======== MATERIAL SUPPLIED ========

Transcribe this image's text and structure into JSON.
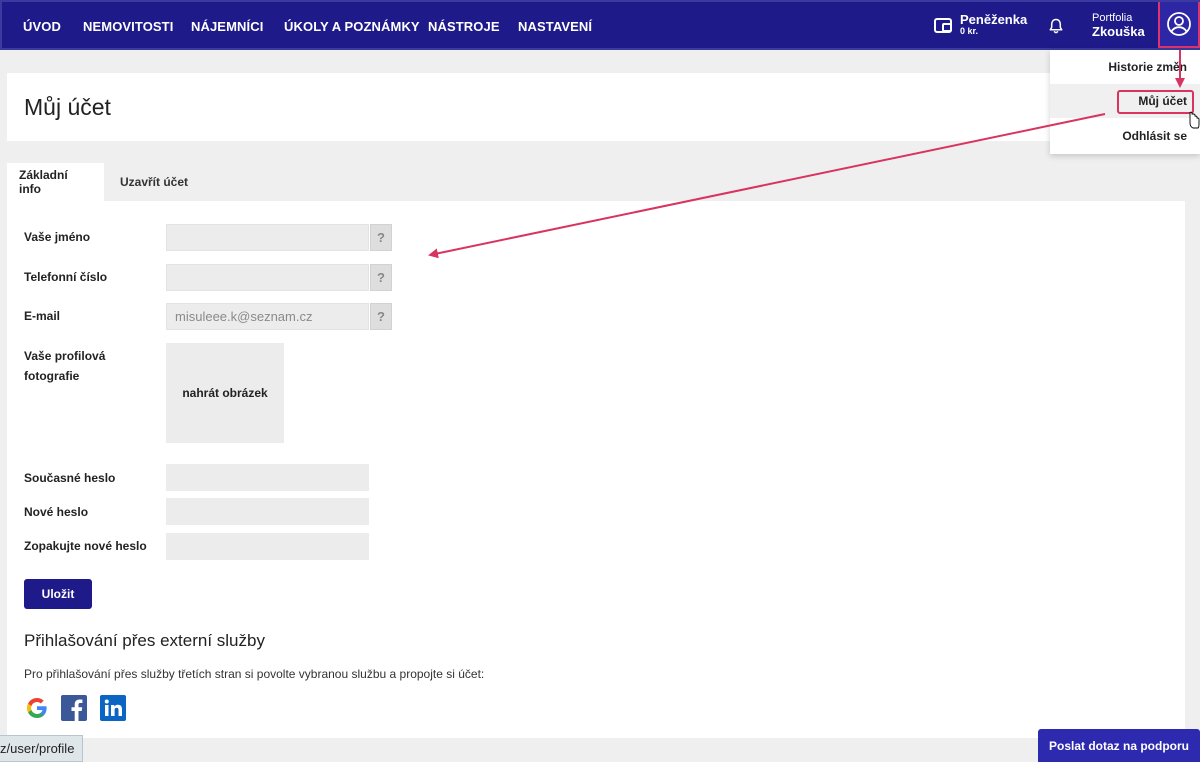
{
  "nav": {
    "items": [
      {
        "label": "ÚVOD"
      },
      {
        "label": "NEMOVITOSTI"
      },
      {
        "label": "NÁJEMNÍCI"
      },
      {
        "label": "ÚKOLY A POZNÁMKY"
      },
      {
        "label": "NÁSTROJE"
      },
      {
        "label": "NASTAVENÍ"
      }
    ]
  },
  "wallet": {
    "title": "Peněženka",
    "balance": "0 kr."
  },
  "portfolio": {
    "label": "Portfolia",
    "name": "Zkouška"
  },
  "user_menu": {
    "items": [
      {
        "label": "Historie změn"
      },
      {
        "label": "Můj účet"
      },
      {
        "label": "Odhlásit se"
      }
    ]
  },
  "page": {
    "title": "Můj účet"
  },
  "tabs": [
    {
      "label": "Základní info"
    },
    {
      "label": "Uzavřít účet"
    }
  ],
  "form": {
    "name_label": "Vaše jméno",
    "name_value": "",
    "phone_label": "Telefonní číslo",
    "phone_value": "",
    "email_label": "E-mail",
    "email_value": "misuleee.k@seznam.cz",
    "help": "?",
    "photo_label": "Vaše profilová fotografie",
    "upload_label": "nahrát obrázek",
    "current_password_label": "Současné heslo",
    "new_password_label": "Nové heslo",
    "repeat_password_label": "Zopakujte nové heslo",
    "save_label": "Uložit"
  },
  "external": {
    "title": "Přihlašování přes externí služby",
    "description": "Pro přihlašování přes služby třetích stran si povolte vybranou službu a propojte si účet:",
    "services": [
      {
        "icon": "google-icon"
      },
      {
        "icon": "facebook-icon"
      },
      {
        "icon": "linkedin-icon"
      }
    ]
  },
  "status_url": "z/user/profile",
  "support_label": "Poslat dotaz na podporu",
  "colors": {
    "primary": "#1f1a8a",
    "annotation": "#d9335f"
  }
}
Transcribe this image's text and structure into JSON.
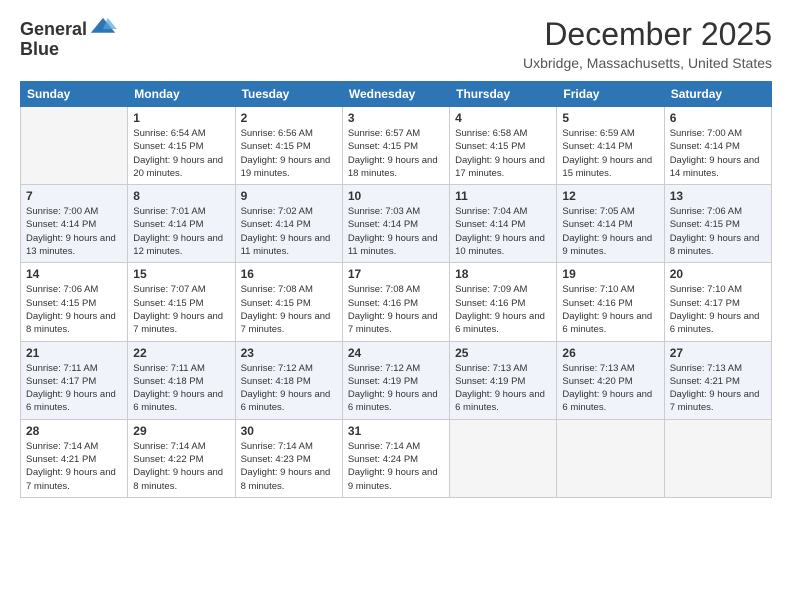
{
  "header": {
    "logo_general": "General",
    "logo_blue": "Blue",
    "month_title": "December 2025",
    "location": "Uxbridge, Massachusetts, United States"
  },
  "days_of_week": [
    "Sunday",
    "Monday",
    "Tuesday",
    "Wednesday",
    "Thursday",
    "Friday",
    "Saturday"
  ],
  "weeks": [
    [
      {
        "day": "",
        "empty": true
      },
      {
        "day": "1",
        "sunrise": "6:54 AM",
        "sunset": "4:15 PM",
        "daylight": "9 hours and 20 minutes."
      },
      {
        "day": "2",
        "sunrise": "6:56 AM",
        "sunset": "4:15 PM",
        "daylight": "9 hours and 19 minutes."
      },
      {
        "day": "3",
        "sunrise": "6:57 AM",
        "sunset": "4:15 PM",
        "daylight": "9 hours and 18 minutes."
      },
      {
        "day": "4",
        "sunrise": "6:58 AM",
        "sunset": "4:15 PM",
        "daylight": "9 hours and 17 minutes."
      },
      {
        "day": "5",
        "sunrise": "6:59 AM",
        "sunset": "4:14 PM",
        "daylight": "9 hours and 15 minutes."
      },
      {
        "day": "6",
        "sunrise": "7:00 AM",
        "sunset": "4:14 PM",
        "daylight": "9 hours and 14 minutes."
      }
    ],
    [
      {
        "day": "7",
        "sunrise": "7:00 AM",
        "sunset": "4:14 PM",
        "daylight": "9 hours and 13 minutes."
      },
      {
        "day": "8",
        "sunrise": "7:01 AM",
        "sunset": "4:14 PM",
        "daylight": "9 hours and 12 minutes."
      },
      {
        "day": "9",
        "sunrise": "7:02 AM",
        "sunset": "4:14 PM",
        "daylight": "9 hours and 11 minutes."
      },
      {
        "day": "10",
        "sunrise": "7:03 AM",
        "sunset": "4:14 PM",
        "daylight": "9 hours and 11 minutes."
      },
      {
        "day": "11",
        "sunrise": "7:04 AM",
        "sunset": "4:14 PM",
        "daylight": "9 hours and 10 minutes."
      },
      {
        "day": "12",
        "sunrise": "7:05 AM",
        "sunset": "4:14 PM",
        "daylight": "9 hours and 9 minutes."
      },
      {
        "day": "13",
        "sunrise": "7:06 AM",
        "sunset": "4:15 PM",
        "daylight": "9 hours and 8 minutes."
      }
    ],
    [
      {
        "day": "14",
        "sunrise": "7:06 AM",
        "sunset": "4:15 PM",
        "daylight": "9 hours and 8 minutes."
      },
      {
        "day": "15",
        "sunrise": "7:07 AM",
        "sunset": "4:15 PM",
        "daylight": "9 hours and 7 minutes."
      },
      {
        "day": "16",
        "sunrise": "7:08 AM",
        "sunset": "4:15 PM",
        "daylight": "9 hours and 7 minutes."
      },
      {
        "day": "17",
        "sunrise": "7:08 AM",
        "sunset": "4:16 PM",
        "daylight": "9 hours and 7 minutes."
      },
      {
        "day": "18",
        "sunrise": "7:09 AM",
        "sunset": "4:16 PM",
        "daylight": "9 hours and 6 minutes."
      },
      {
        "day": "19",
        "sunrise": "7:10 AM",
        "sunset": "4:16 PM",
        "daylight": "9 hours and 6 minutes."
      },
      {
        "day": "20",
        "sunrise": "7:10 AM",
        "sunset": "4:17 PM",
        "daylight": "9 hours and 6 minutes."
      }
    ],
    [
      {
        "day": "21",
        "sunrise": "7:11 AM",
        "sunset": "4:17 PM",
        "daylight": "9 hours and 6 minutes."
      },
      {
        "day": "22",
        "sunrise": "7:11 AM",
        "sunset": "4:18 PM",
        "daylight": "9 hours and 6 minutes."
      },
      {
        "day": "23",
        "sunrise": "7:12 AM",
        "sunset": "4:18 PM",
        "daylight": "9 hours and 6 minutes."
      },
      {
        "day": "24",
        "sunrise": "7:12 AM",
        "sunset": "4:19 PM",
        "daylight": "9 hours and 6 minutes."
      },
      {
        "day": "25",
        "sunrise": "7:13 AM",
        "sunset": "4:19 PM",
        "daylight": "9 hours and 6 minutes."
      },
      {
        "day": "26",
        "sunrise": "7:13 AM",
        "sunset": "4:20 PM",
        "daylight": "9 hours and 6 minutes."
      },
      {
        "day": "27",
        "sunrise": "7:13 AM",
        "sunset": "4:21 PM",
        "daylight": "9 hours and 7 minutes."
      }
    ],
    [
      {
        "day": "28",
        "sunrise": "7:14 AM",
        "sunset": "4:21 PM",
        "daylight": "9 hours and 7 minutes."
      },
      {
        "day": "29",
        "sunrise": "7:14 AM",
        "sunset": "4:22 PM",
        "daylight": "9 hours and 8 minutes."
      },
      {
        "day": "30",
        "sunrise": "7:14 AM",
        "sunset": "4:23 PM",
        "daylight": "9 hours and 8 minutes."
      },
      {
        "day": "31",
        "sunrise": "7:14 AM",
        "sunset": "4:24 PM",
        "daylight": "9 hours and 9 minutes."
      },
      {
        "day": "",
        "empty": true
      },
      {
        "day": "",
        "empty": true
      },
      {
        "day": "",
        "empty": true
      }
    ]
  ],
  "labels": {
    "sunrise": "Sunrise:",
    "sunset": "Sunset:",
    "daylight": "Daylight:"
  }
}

========

*EXERCISE REQUIREMENTS*: Repeat the material above word for word and skip every image in it.

*SOLUTION FOR THIS EXERCISE*:
Transcribe this image's text and structure into JSON.
{
  "nav": {
    "items": [
      {
        "label": "ÚVOD"
      },
      {
        "label": "NEMOVITOSTI"
      },
      {
        "label": "NÁJEMNÍCI"
      },
      {
        "label": "ÚKOLY A POZNÁMKY"
      },
      {
        "label": "NÁSTROJE"
      },
      {
        "label": "NASTAVENÍ"
      }
    ]
  },
  "wallet": {
    "title": "Peněženka",
    "balance": "0 kr."
  },
  "portfolio": {
    "label": "Portfolia",
    "name": "Zkouška"
  },
  "user_menu": {
    "items": [
      {
        "label": "Historie změn"
      },
      {
        "label": "Můj účet"
      },
      {
        "label": "Odhlásit se"
      }
    ]
  },
  "page": {
    "title": "Můj účet"
  },
  "tabs": [
    {
      "label": "Základní info"
    },
    {
      "label": "Uzavřít účet"
    }
  ],
  "form": {
    "name_label": "Vaše jméno",
    "name_value": "",
    "phone_label": "Telefonní číslo",
    "phone_value": "",
    "email_label": "E-mail",
    "email_value": "misuleee.k@seznam.cz",
    "help": "?",
    "photo_label": "Vaše profilová fotografie",
    "upload_label": "nahrát obrázek",
    "current_password_label": "Současné heslo",
    "new_password_label": "Nové heslo",
    "repeat_password_label": "Zopakujte nové heslo",
    "save_label": "Uložit"
  },
  "external": {
    "title": "Přihlašování přes externí služby",
    "description": "Pro přihlašování přes služby třetích stran si povolte vybranou službu a propojte si účet:",
    "services": [
      {
        "icon": "google-icon"
      },
      {
        "icon": "facebook-icon"
      },
      {
        "icon": "linkedin-icon"
      }
    ]
  },
  "status_url": "z/user/profile",
  "support_label": "Poslat dotaz na podporu",
  "colors": {
    "primary": "#1f1a8a",
    "annotation": "#d9335f"
  }
}
Transcribe this image's text and structure into JSON.
{
  "header": {
    "logo_general": "General",
    "logo_blue": "Blue",
    "month_title": "December 2025",
    "location": "Uxbridge, Massachusetts, United States"
  },
  "days_of_week": [
    "Sunday",
    "Monday",
    "Tuesday",
    "Wednesday",
    "Thursday",
    "Friday",
    "Saturday"
  ],
  "weeks": [
    [
      {
        "day": "",
        "empty": true
      },
      {
        "day": "1",
        "sunrise": "6:54 AM",
        "sunset": "4:15 PM",
        "daylight": "9 hours and 20 minutes."
      },
      {
        "day": "2",
        "sunrise": "6:56 AM",
        "sunset": "4:15 PM",
        "daylight": "9 hours and 19 minutes."
      },
      {
        "day": "3",
        "sunrise": "6:57 AM",
        "sunset": "4:15 PM",
        "daylight": "9 hours and 18 minutes."
      },
      {
        "day": "4",
        "sunrise": "6:58 AM",
        "sunset": "4:15 PM",
        "daylight": "9 hours and 17 minutes."
      },
      {
        "day": "5",
        "sunrise": "6:59 AM",
        "sunset": "4:14 PM",
        "daylight": "9 hours and 15 minutes."
      },
      {
        "day": "6",
        "sunrise": "7:00 AM",
        "sunset": "4:14 PM",
        "daylight": "9 hours and 14 minutes."
      }
    ],
    [
      {
        "day": "7",
        "sunrise": "7:00 AM",
        "sunset": "4:14 PM",
        "daylight": "9 hours and 13 minutes."
      },
      {
        "day": "8",
        "sunrise": "7:01 AM",
        "sunset": "4:14 PM",
        "daylight": "9 hours and 12 minutes."
      },
      {
        "day": "9",
        "sunrise": "7:02 AM",
        "sunset": "4:14 PM",
        "daylight": "9 hours and 11 minutes."
      },
      {
        "day": "10",
        "sunrise": "7:03 AM",
        "sunset": "4:14 PM",
        "daylight": "9 hours and 11 minutes."
      },
      {
        "day": "11",
        "sunrise": "7:04 AM",
        "sunset": "4:14 PM",
        "daylight": "9 hours and 10 minutes."
      },
      {
        "day": "12",
        "sunrise": "7:05 AM",
        "sunset": "4:14 PM",
        "daylight": "9 hours and 9 minutes."
      },
      {
        "day": "13",
        "sunrise": "7:06 AM",
        "sunset": "4:15 PM",
        "daylight": "9 hours and 8 minutes."
      }
    ],
    [
      {
        "day": "14",
        "sunrise": "7:06 AM",
        "sunset": "4:15 PM",
        "daylight": "9 hours and 8 minutes."
      },
      {
        "day": "15",
        "sunrise": "7:07 AM",
        "sunset": "4:15 PM",
        "daylight": "9 hours and 7 minutes."
      },
      {
        "day": "16",
        "sunrise": "7:08 AM",
        "sunset": "4:15 PM",
        "daylight": "9 hours and 7 minutes."
      },
      {
        "day": "17",
        "sunrise": "7:08 AM",
        "sunset": "4:16 PM",
        "daylight": "9 hours and 7 minutes."
      },
      {
        "day": "18",
        "sunrise": "7:09 AM",
        "sunset": "4:16 PM",
        "daylight": "9 hours and 6 minutes."
      },
      {
        "day": "19",
        "sunrise": "7:10 AM",
        "sunset": "4:16 PM",
        "daylight": "9 hours and 6 minutes."
      },
      {
        "day": "20",
        "sunrise": "7:10 AM",
        "sunset": "4:17 PM",
        "daylight": "9 hours and 6 minutes."
      }
    ],
    [
      {
        "day": "21",
        "sunrise": "7:11 AM",
        "sunset": "4:17 PM",
        "daylight": "9 hours and 6 minutes."
      },
      {
        "day": "22",
        "sunrise": "7:11 AM",
        "sunset": "4:18 PM",
        "daylight": "9 hours and 6 minutes."
      },
      {
        "day": "23",
        "sunrise": "7:12 AM",
        "sunset": "4:18 PM",
        "daylight": "9 hours and 6 minutes."
      },
      {
        "day": "24",
        "sunrise": "7:12 AM",
        "sunset": "4:19 PM",
        "daylight": "9 hours and 6 minutes."
      },
      {
        "day": "25",
        "sunrise": "7:13 AM",
        "sunset": "4:19 PM",
        "daylight": "9 hours and 6 minutes."
      },
      {
        "day": "26",
        "sunrise": "7:13 AM",
        "sunset": "4:20 PM",
        "daylight": "9 hours and 6 minutes."
      },
      {
        "day": "27",
        "sunrise": "7:13 AM",
        "sunset": "4:21 PM",
        "daylight": "9 hours and 7 minutes."
      }
    ],
    [
      {
        "day": "28",
        "sunrise": "7:14 AM",
        "sunset": "4:21 PM",
        "daylight": "9 hours and 7 minutes."
      },
      {
        "day": "29",
        "sunrise": "7:14 AM",
        "sunset": "4:22 PM",
        "daylight": "9 hours and 8 minutes."
      },
      {
        "day": "30",
        "sunrise": "7:14 AM",
        "sunset": "4:23 PM",
        "daylight": "9 hours and 8 minutes."
      },
      {
        "day": "31",
        "sunrise": "7:14 AM",
        "sunset": "4:24 PM",
        "daylight": "9 hours and 9 minutes."
      },
      {
        "day": "",
        "empty": true
      },
      {
        "day": "",
        "empty": true
      },
      {
        "day": "",
        "empty": true
      }
    ]
  ],
  "labels": {
    "sunrise": "Sunrise:",
    "sunset": "Sunset:",
    "daylight": "Daylight:"
  }
}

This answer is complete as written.